• Task prompt
Work through the records below and tally every line containing "JSON". Reply with the total alone.

═════ Source records ═════

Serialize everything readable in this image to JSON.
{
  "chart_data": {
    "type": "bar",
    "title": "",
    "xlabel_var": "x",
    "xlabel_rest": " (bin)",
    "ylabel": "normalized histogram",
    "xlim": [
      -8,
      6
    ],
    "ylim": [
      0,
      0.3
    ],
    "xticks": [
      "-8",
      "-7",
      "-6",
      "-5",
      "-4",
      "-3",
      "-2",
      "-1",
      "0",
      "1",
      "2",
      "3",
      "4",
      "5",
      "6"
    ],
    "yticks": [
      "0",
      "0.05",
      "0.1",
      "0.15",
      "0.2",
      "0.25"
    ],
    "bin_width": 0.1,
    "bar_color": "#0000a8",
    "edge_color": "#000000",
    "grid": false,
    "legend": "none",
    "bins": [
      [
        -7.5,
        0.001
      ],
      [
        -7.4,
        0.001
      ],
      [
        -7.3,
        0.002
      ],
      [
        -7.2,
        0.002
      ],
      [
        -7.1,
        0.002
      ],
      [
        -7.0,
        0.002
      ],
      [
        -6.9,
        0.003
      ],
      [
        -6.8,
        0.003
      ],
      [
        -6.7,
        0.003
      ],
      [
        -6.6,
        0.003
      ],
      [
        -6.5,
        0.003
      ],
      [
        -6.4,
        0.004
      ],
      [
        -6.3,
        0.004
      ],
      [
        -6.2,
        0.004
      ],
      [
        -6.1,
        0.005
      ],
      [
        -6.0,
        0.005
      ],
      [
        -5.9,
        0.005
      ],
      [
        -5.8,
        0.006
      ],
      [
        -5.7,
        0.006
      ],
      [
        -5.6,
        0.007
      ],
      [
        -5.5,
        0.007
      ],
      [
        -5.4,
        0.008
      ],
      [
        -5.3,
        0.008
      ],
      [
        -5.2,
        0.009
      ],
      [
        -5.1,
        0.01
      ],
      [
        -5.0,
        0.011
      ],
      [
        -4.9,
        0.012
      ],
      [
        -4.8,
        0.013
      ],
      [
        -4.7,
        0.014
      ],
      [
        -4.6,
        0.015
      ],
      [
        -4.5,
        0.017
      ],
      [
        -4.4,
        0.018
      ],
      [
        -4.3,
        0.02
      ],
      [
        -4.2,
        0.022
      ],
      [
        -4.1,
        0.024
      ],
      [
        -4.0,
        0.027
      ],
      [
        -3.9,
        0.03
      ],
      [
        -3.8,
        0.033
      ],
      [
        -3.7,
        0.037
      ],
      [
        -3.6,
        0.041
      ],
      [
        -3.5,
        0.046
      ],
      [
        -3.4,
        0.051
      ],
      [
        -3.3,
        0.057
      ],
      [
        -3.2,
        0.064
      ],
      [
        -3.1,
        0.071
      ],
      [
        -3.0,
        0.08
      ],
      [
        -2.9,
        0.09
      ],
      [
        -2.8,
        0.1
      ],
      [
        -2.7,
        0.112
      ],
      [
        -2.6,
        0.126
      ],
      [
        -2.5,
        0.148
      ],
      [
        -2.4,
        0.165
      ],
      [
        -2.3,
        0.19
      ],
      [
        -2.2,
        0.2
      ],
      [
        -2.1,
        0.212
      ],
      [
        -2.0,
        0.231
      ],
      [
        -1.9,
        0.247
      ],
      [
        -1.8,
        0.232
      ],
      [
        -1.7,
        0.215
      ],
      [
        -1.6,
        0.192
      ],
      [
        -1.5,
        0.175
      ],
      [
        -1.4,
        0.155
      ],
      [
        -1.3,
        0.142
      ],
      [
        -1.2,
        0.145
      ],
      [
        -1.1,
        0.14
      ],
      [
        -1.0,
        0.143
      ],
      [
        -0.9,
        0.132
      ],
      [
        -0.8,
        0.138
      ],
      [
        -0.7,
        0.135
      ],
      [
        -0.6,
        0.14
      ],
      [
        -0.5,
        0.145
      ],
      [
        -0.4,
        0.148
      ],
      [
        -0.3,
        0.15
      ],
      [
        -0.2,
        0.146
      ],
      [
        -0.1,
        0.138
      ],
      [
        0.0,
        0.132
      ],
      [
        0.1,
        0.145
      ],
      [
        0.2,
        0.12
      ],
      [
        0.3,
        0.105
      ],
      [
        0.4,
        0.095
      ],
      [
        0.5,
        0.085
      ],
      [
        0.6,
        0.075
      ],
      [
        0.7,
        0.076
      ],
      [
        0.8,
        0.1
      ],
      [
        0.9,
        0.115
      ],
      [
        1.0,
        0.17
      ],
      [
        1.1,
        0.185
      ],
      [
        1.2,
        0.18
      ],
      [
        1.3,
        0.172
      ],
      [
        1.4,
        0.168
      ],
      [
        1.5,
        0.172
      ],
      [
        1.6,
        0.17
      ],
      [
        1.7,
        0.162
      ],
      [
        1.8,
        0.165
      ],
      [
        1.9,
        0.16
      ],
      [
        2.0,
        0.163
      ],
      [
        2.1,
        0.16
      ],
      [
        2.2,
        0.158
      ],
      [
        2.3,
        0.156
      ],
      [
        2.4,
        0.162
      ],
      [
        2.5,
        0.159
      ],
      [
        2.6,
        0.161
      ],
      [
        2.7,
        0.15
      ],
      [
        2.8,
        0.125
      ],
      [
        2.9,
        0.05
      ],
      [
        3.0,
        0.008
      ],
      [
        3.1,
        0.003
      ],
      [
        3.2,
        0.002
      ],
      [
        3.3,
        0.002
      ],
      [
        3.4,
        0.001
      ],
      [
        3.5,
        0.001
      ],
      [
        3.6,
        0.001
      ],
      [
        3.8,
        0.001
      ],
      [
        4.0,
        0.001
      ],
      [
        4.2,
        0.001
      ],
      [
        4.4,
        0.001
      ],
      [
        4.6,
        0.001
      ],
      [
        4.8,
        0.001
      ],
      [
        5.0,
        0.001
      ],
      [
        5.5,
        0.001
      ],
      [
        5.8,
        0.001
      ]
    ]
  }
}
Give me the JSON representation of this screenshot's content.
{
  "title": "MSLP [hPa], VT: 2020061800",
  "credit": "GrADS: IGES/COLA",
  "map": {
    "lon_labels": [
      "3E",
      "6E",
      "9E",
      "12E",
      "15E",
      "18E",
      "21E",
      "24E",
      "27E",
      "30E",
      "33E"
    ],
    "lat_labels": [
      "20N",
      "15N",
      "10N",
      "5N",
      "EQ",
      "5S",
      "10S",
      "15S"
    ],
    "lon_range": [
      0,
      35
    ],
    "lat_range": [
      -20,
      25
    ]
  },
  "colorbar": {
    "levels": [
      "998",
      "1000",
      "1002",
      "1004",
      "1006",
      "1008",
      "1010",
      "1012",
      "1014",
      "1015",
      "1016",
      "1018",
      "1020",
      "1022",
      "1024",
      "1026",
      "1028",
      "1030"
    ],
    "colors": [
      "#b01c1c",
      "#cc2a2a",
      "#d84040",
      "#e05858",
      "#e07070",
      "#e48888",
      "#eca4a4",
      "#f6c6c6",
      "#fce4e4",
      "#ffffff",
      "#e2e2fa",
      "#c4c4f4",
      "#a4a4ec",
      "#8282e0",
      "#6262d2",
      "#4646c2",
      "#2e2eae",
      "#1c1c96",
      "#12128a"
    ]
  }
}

═════

• Response to the task
2